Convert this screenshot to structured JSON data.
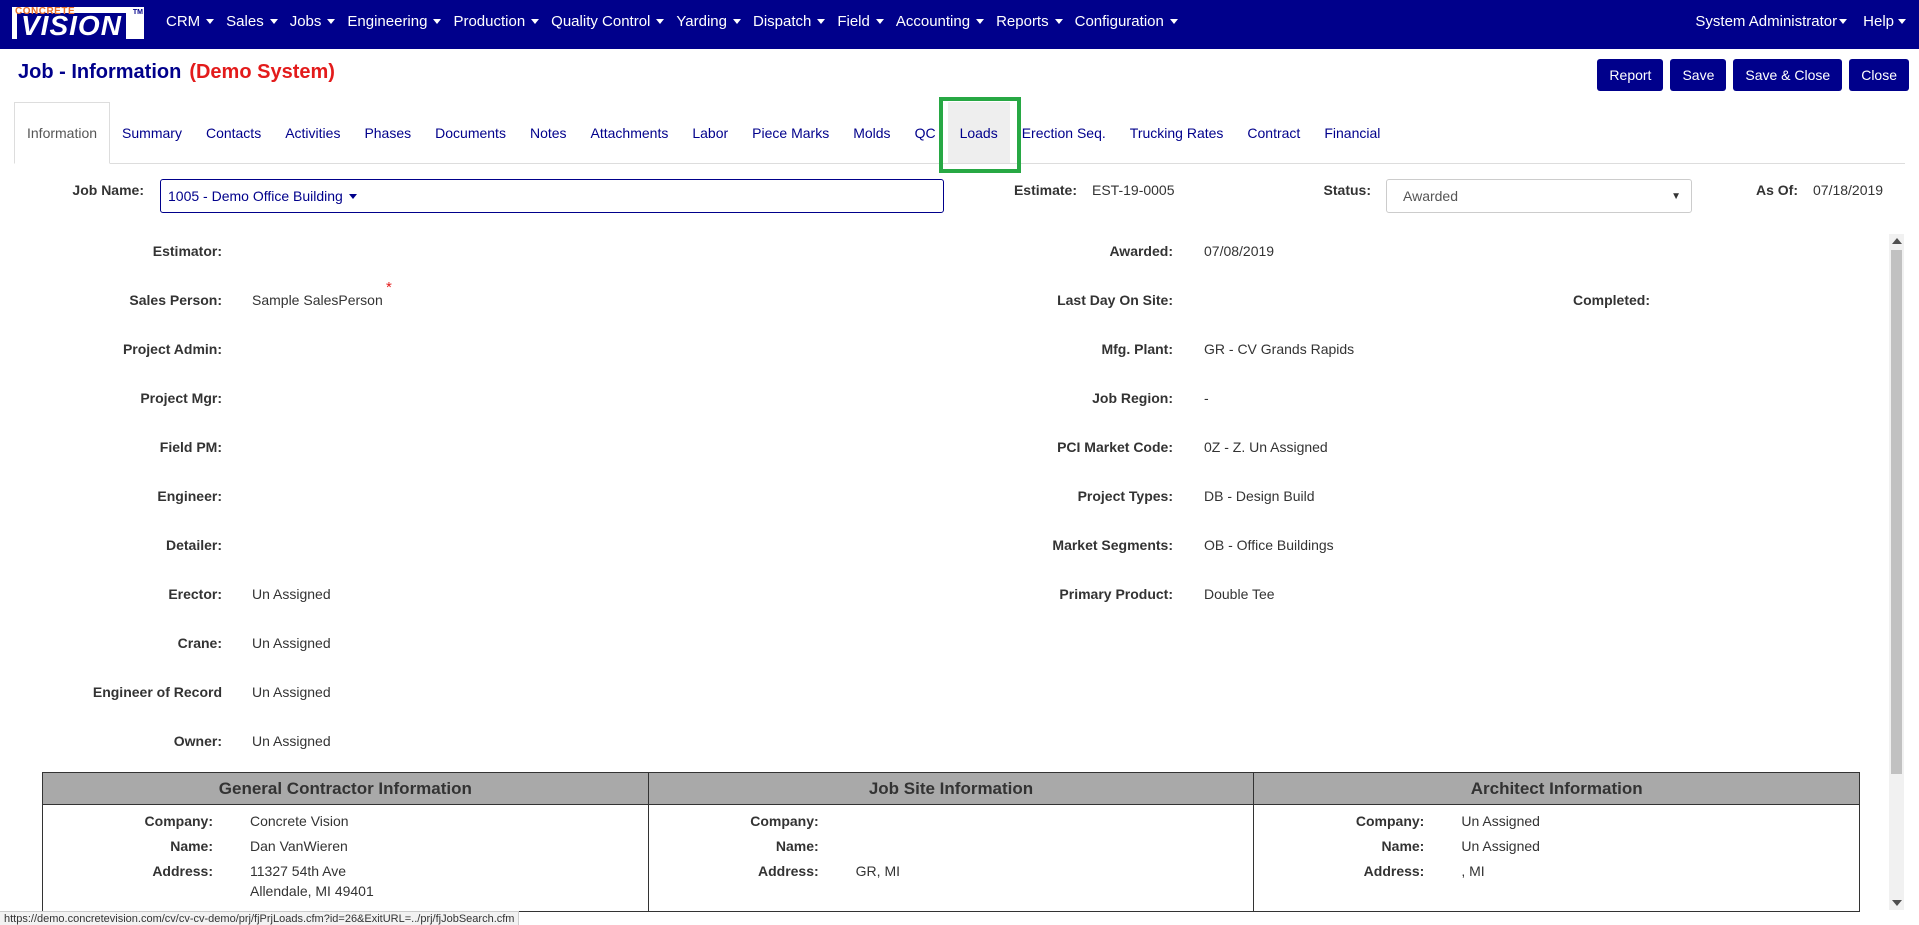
{
  "brand": {
    "small": "CONCRETE",
    "big": "VISION",
    "tm": "TM"
  },
  "nav": {
    "items": [
      "CRM",
      "Sales",
      "Jobs",
      "Engineering",
      "Production",
      "Quality Control",
      "Yarding",
      "Dispatch",
      "Field",
      "Accounting",
      "Reports",
      "Configuration"
    ],
    "user": "System Administrator",
    "help": "Help"
  },
  "header": {
    "title": "Job - Information",
    "demo": "(Demo System)",
    "buttons": {
      "report": "Report",
      "save": "Save",
      "save_close": "Save & Close",
      "close": "Close"
    }
  },
  "tabs": [
    "Information",
    "Summary",
    "Contacts",
    "Activities",
    "Phases",
    "Documents",
    "Notes",
    "Attachments",
    "Labor",
    "Piece Marks",
    "Molds",
    "QC",
    "Loads",
    "Erection Seq.",
    "Trucking Rates",
    "Contract",
    "Financial"
  ],
  "top": {
    "job_name_label": "Job Name:",
    "job_name_value": "1005 - Demo Office Building",
    "estimate_label": "Estimate:",
    "estimate_value": "EST-19-0005",
    "status_label": "Status:",
    "status_value": "Awarded",
    "asof_label": "As Of:",
    "asof_value": "07/18/2019"
  },
  "left_fields": [
    {
      "label": "Estimator:",
      "value": ""
    },
    {
      "label": "Sales Person:",
      "value": "Sample SalesPerson"
    },
    {
      "label": "Project Admin:",
      "value": ""
    },
    {
      "label": "Project Mgr:",
      "value": ""
    },
    {
      "label": "Field PM:",
      "value": ""
    },
    {
      "label": "Engineer:",
      "value": ""
    },
    {
      "label": "Detailer:",
      "value": ""
    },
    {
      "label": "Erector:",
      "value": "Un Assigned"
    },
    {
      "label": "Crane:",
      "value": "Un Assigned"
    },
    {
      "label": "Engineer of Record",
      "value": "Un Assigned"
    },
    {
      "label": "Owner:",
      "value": "Un Assigned"
    }
  ],
  "required_mark": "*",
  "right_fields": [
    {
      "label": "Awarded:",
      "value": "07/08/2019"
    },
    {
      "label": "Last Day On Site:",
      "value": ""
    },
    {
      "label": "Mfg. Plant:",
      "value": "GR - CV Grands Rapids"
    },
    {
      "label": "Job Region:",
      "value": "-"
    },
    {
      "label": "PCI Market Code:",
      "value": "0Z - Z. Un Assigned"
    },
    {
      "label": "Project Types:",
      "value": "DB - Design Build"
    },
    {
      "label": "Market Segments:",
      "value": "OB - Office Buildings"
    },
    {
      "label": "Primary Product:",
      "value": "Double Tee"
    }
  ],
  "completed_label": "Completed:",
  "info_boxes": [
    {
      "title": "General Contractor Information",
      "rows": [
        {
          "label": "Company:",
          "value": "Concrete Vision"
        },
        {
          "label": "Name:",
          "value": "Dan VanWieren"
        },
        {
          "label": "Address:",
          "value": "11327 54th Ave",
          "value2": "Allendale, MI 49401"
        }
      ]
    },
    {
      "title": "Job Site Information",
      "rows": [
        {
          "label": "Company:",
          "value": ""
        },
        {
          "label": "Name:",
          "value": ""
        },
        {
          "label": "Address:",
          "value": "GR, MI",
          "value2": ""
        }
      ]
    },
    {
      "title": "Architect Information",
      "rows": [
        {
          "label": "Company:",
          "value": "Un Assigned"
        },
        {
          "label": "Name:",
          "value": "Un Assigned"
        },
        {
          "label": "Address:",
          "value": ", MI",
          "value2": ""
        }
      ]
    }
  ],
  "status_url": "https://demo.concretevision.com/cv/cv-cv-demo/prj/fjPrjLoads.cfm?id=26&ExitURL=../prj/fjJobSearch.cfm"
}
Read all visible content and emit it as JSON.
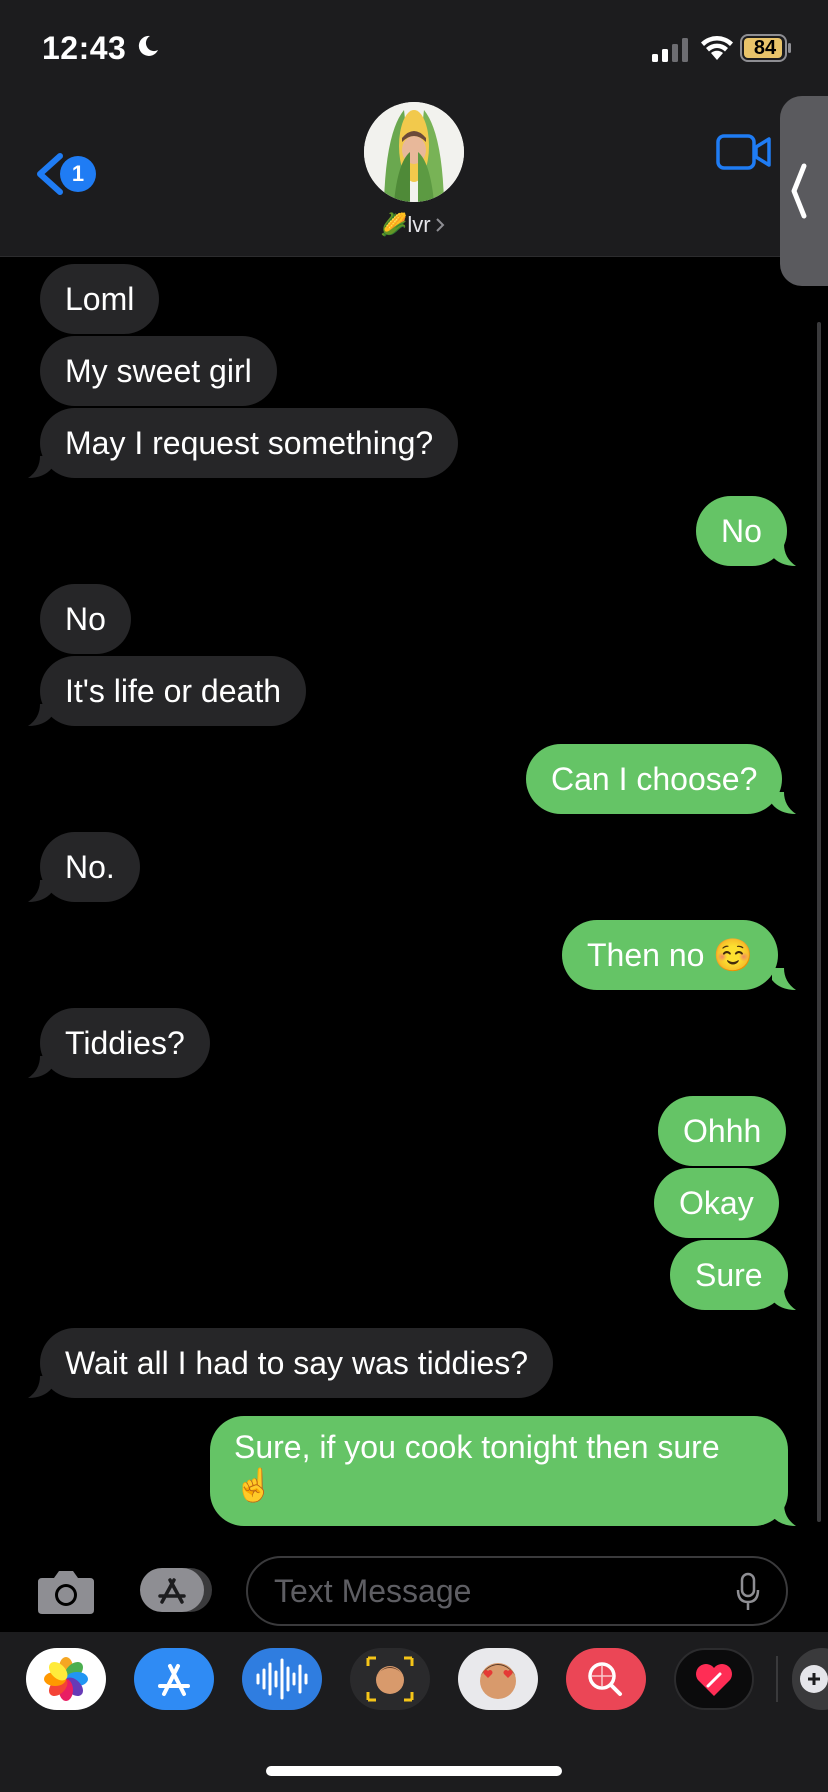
{
  "status": {
    "time": "12:43",
    "battery": "84"
  },
  "header": {
    "unread_count": "1",
    "contact_name": "🌽lvr"
  },
  "messages": [
    {
      "text": "Loml",
      "from": "them"
    },
    {
      "text": "My sweet girl",
      "from": "them"
    },
    {
      "text": "May I request something?",
      "from": "them"
    },
    {
      "text": "No",
      "from": "me"
    },
    {
      "text": "No",
      "from": "them"
    },
    {
      "text": "It's life or death",
      "from": "them"
    },
    {
      "text": "Can I choose?",
      "from": "me"
    },
    {
      "text": "No.",
      "from": "them"
    },
    {
      "text": "Then no ☺️",
      "from": "me"
    },
    {
      "text": "Tiddies?",
      "from": "them"
    },
    {
      "text": "Ohhh",
      "from": "me"
    },
    {
      "text": "Okay",
      "from": "me"
    },
    {
      "text": "Sure",
      "from": "me"
    },
    {
      "text": "Wait all I had to say was tiddies?",
      "from": "them"
    },
    {
      "text": "Sure, if you cook tonight then sure ☝️",
      "from": "me"
    }
  ],
  "composer": {
    "placeholder": "Text Message"
  },
  "app_drawer": [
    {
      "icon": "photos-icon"
    },
    {
      "icon": "app-store-icon"
    },
    {
      "icon": "audio-message-icon"
    },
    {
      "icon": "memoji-camera-icon"
    },
    {
      "icon": "memoji-stickers-icon"
    },
    {
      "icon": "image-search-icon"
    },
    {
      "icon": "digital-touch-icon"
    },
    {
      "icon": "game-icon"
    }
  ],
  "colors": {
    "sent_bubble": "#65c466",
    "received_bubble": "#262628",
    "accent": "#1f7cf4"
  }
}
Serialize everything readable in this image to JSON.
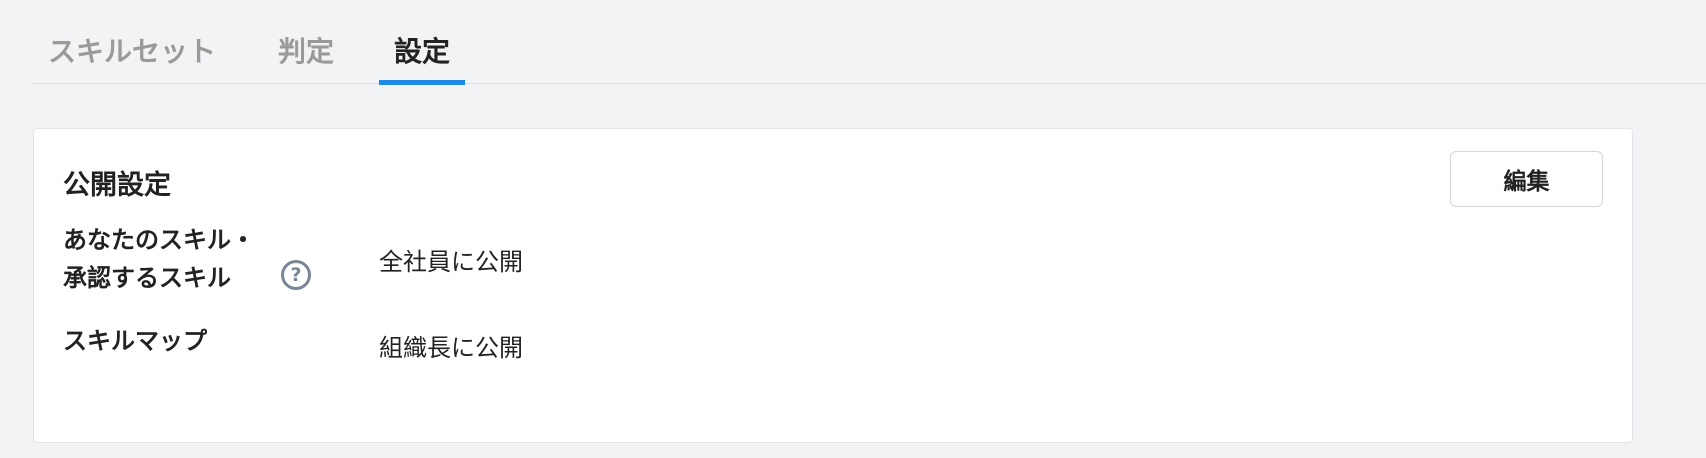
{
  "tabs": [
    {
      "label": "スキルセット",
      "active": false
    },
    {
      "label": "判定",
      "active": false
    },
    {
      "label": "設定",
      "active": true
    }
  ],
  "colors": {
    "accent": "#1e88e5",
    "background": "#f2f3f5",
    "help_icon": "#7a8696"
  },
  "card": {
    "title": "公開設定",
    "edit_label": "編集",
    "rows": [
      {
        "label_lines": [
          "あなたのスキル・",
          "承認するスキル"
        ],
        "help_icon": "question-circle-icon",
        "value": "全社員に公開"
      },
      {
        "label_lines": [
          "スキルマップ"
        ],
        "value": "組織長に公開"
      }
    ]
  }
}
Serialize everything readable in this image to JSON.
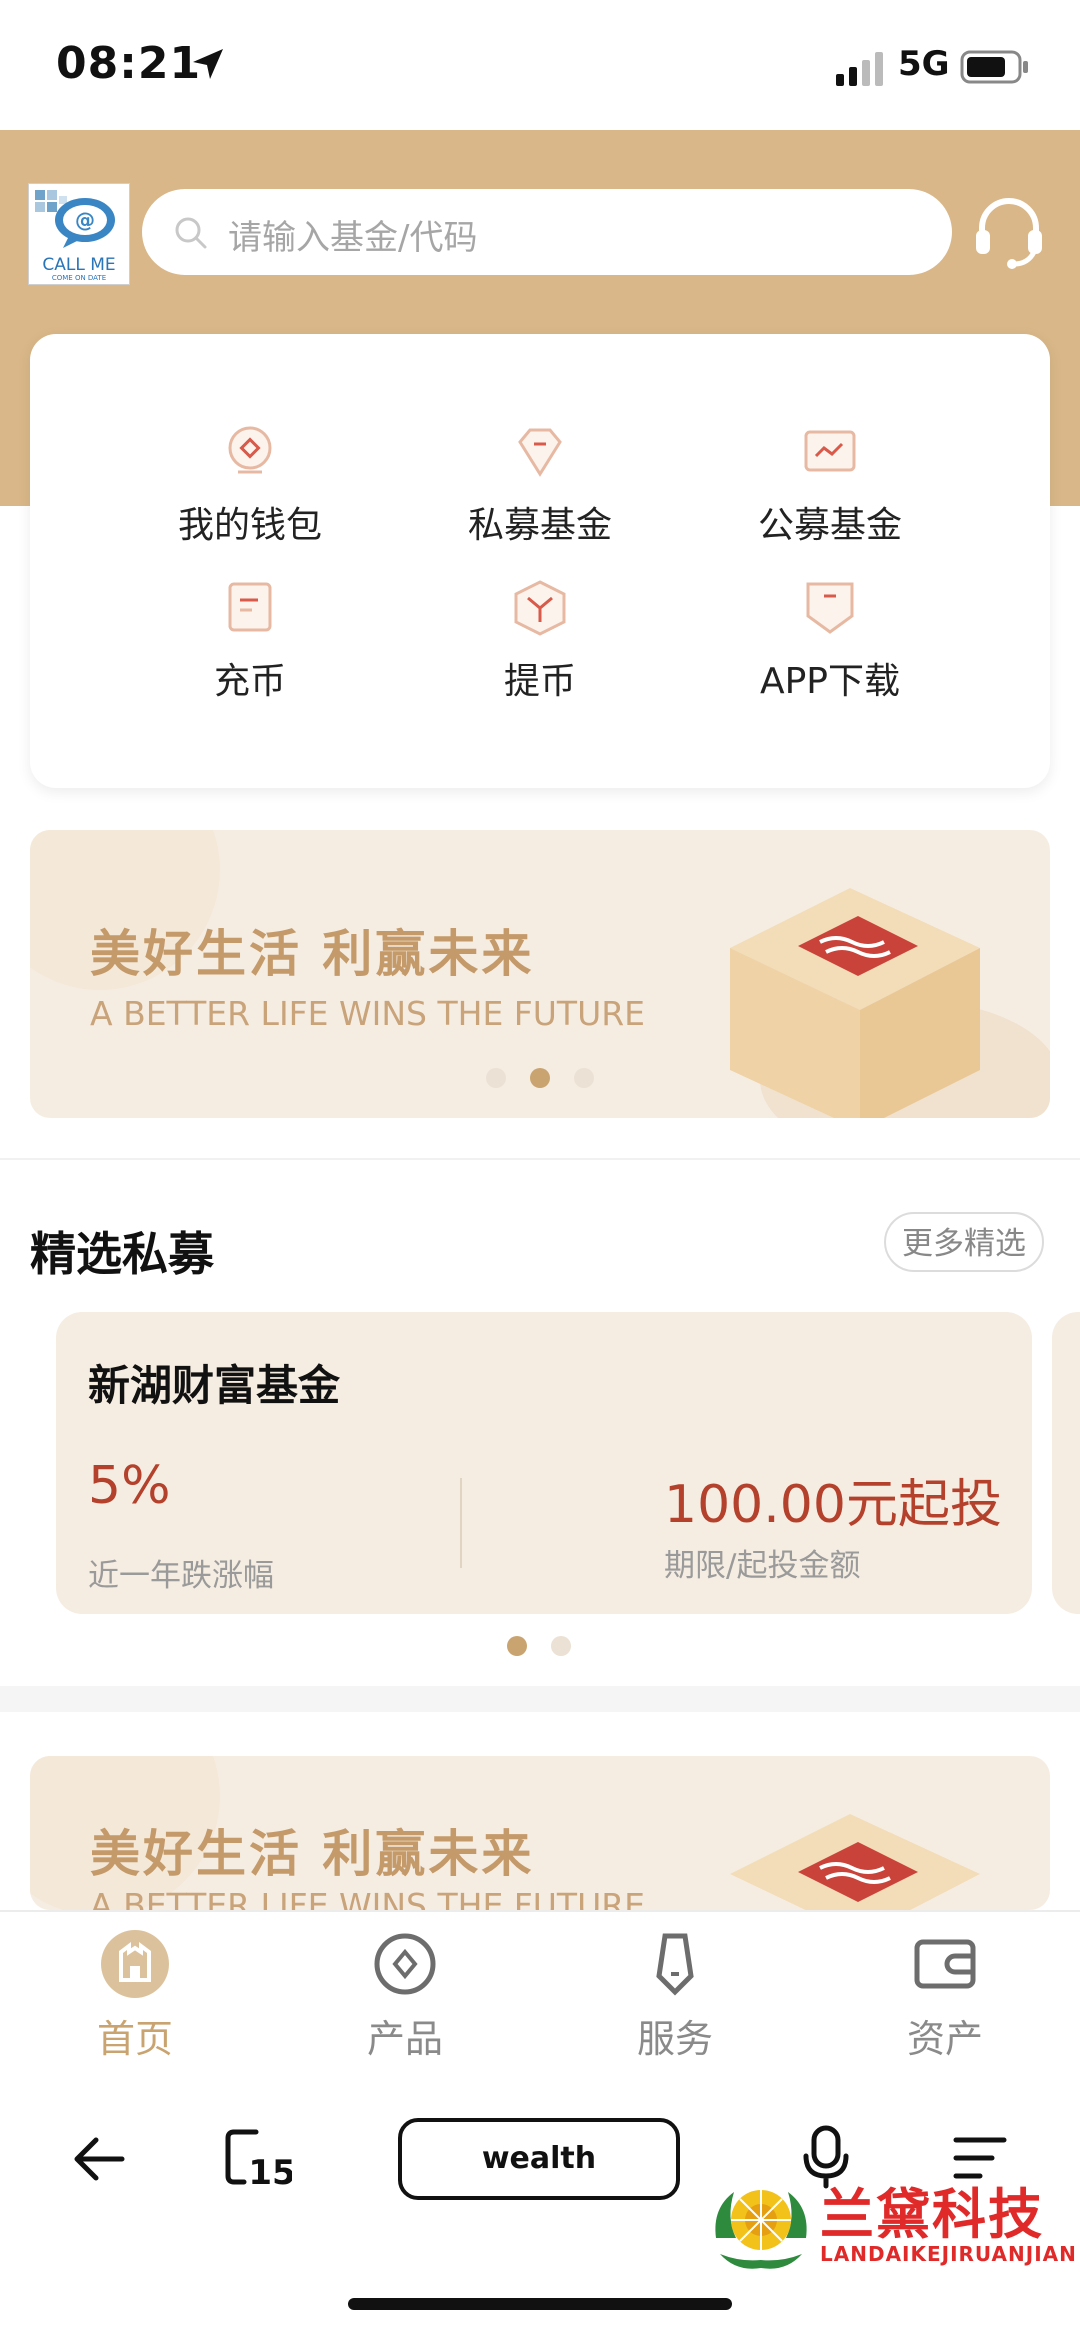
· · · · ·
Work to do:
Gather all lines from the listing above in which "JSON" occurs.

Expected answer:
Convert this screenshot to structured JSON data.
Read all visible content and emit it as JSON.
Serialize everything readable in this image to JSON.
Serialize everything readable in this image to JSON.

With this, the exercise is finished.